## YOUR INSTRUCTIONS
Gather all lines from the material that contain "公共下水道".

## EXERCISE INPUTS

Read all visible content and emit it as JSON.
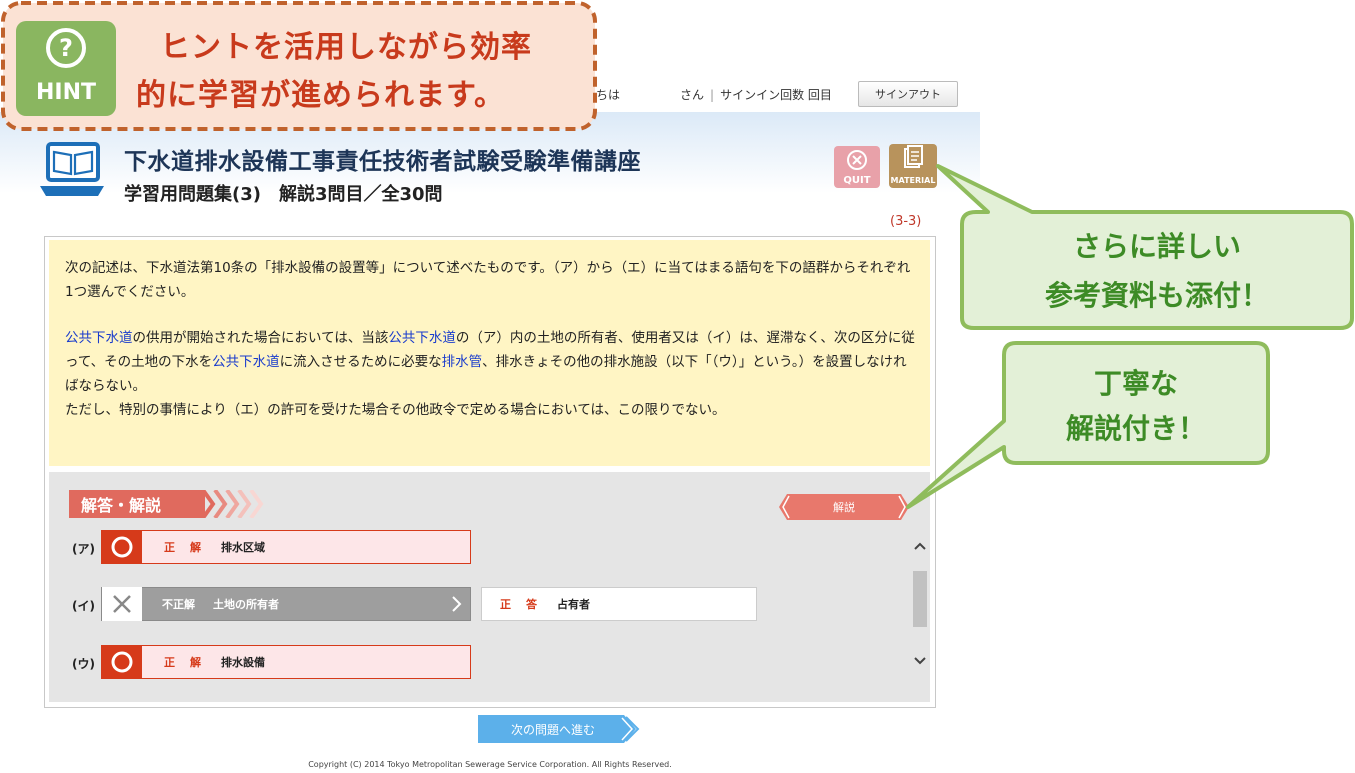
{
  "topbar": {
    "greeting_fragment": "ちは",
    "user_suffix": "さん",
    "signin_count_label": "サインイン回数 回目",
    "signout_label": "サインアウト"
  },
  "header": {
    "course_title": "下水道排水設備工事責任技術者試験受験準備講座",
    "subtitle": "学習用問題集(3)　解説3問目／全30問",
    "quit_label": "QUIT",
    "material_label": "MATERIAL",
    "page_counter": "(3-3)"
  },
  "question": {
    "intro": "次の記述は、下水道法第10条の「排水設備の設置等」について述べたものです。（ア）から（エ）に当てはまる語句を下の語群からそれぞれ1つ選んでください。",
    "p1_seg1": "公共下水道",
    "p1_seg2": "の供用が開始された場合においては、当該",
    "p1_seg3": "公共下水道",
    "p1_seg4": "の（ア）内の土地の所有者、使用者又は（イ）は、遅滞なく、次の区分に従って、その土地の下水を",
    "p1_seg5": "公共下水道",
    "p1_seg6": "に流入させるために必要な",
    "p1_seg7": "排水管",
    "p1_seg8": "、排水きょその他の排水施設（以下「（ウ）」という。）を設置しなければならない。",
    "p2": "ただし、特別の事情により（エ）の許可を受けた場合その他政令で定める場合においては、この限りでない。"
  },
  "answers": {
    "section_title": "解答・解説",
    "explain_label": "解説",
    "rows": [
      {
        "label": "(ア)",
        "result": "正　解",
        "answer": "排水区域"
      },
      {
        "label": "(イ)",
        "result": "不正解",
        "answer": "土地の所有者",
        "correct_label": "正　答",
        "correct_answer": "占有者"
      },
      {
        "label": "(ウ)",
        "result": "正　解",
        "answer": "排水設備"
      }
    ]
  },
  "footer": {
    "next_label": "次の問題へ進む",
    "copyright": "Copyright (C) 2014 Tokyo Metropolitan Sewerage Service Corporation. All Rights Reserved."
  },
  "promo": {
    "hint_badge": "HINT",
    "hint_symbol": "?",
    "hint_line1": "ヒントを活用しながら効率",
    "hint_line2": "的に学習が進められます。",
    "bubble1_line1": "さらに詳しい",
    "bubble1_line2": "参考資料も添付！",
    "bubble2_line1": "丁寧な",
    "bubble2_line2": "解説付き！"
  },
  "colors": {
    "accent_red": "#e06a5e",
    "correct_red": "#d63a1a",
    "wrong_gray": "#9e9e9e",
    "question_bg": "#fff5c4",
    "promo_green": "#3d8b26",
    "hint_orange": "#c83a1c",
    "next_blue": "#5cb0ea"
  }
}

## EXERCISE ANSWER
    "p1_seg1": "公共下水道",
    "p1_seg3": "公共下水道",
    "p1_seg5": "公共下水道",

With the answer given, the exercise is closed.